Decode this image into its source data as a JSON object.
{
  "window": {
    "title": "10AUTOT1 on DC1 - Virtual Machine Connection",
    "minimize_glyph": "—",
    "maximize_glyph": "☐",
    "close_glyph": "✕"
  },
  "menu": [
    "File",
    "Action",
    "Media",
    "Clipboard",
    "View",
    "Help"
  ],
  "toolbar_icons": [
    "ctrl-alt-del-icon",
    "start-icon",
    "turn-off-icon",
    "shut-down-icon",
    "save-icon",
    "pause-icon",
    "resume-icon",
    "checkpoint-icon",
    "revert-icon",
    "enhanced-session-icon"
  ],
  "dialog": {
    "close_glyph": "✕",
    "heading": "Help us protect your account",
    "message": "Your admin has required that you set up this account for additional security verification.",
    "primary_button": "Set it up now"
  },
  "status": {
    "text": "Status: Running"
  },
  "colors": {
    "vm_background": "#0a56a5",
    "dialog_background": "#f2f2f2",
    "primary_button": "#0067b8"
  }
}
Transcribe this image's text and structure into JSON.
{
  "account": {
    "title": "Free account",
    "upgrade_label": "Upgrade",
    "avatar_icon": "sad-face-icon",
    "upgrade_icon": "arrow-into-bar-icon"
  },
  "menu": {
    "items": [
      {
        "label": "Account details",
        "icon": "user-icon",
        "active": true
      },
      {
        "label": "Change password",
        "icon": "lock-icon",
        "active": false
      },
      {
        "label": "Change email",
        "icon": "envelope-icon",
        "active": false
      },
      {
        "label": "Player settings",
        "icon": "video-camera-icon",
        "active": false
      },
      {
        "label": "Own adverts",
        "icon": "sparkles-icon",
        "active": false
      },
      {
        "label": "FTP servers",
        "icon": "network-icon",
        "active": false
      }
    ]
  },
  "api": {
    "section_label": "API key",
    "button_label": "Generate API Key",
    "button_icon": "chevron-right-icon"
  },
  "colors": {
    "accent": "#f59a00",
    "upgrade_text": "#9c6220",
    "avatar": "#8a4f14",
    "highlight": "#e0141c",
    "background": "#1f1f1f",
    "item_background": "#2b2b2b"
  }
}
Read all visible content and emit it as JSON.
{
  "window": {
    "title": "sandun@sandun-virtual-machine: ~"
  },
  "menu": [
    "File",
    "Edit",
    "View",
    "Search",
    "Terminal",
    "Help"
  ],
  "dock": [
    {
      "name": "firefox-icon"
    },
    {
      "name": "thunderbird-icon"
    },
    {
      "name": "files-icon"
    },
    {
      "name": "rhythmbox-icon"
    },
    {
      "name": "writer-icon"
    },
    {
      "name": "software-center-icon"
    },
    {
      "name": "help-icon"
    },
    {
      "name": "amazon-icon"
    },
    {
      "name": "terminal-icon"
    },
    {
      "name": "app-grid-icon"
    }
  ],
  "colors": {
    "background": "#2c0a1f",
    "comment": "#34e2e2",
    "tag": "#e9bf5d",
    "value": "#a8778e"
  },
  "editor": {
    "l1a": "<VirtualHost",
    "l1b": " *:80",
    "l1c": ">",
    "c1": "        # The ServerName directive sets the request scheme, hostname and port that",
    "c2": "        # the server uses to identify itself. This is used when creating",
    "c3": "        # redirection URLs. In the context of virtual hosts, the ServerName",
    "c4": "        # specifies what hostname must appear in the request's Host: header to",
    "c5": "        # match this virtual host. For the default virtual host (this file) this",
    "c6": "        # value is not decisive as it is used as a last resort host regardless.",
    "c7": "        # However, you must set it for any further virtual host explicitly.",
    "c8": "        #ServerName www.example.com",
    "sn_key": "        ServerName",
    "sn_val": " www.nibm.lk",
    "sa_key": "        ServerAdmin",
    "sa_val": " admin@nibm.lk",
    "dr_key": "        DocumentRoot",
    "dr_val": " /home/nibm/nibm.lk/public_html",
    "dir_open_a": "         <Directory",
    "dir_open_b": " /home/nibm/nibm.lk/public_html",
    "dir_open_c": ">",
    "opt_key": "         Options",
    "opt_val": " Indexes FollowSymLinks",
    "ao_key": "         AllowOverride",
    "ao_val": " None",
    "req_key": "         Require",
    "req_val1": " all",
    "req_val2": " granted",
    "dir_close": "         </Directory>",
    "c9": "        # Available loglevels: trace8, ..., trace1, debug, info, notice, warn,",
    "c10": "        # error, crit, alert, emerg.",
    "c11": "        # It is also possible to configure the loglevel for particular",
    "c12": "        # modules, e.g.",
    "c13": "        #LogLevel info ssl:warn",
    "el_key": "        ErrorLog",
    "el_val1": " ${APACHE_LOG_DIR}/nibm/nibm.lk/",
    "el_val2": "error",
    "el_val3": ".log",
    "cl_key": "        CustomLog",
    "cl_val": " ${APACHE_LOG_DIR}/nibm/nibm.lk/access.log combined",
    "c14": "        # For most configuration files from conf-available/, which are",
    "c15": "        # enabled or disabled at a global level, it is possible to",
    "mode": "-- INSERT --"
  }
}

▶ What is required: Return every line containing "nibm".

▶ The output:
    "sn_val": " www.nibm.lk",
    "sa_val": " admin@nibm.lk",
    "dr_val": " /home/nibm/nibm.lk/public_html",
    "dir_open_b": " /home/nibm/nibm.lk/public_html",
    "el_val1": " ${APACHE_LOG_DIR}/nibm/nibm.lk/",
    "cl_val": " ${APACHE_LOG_DIR}/nibm/nibm.lk/access.log combined",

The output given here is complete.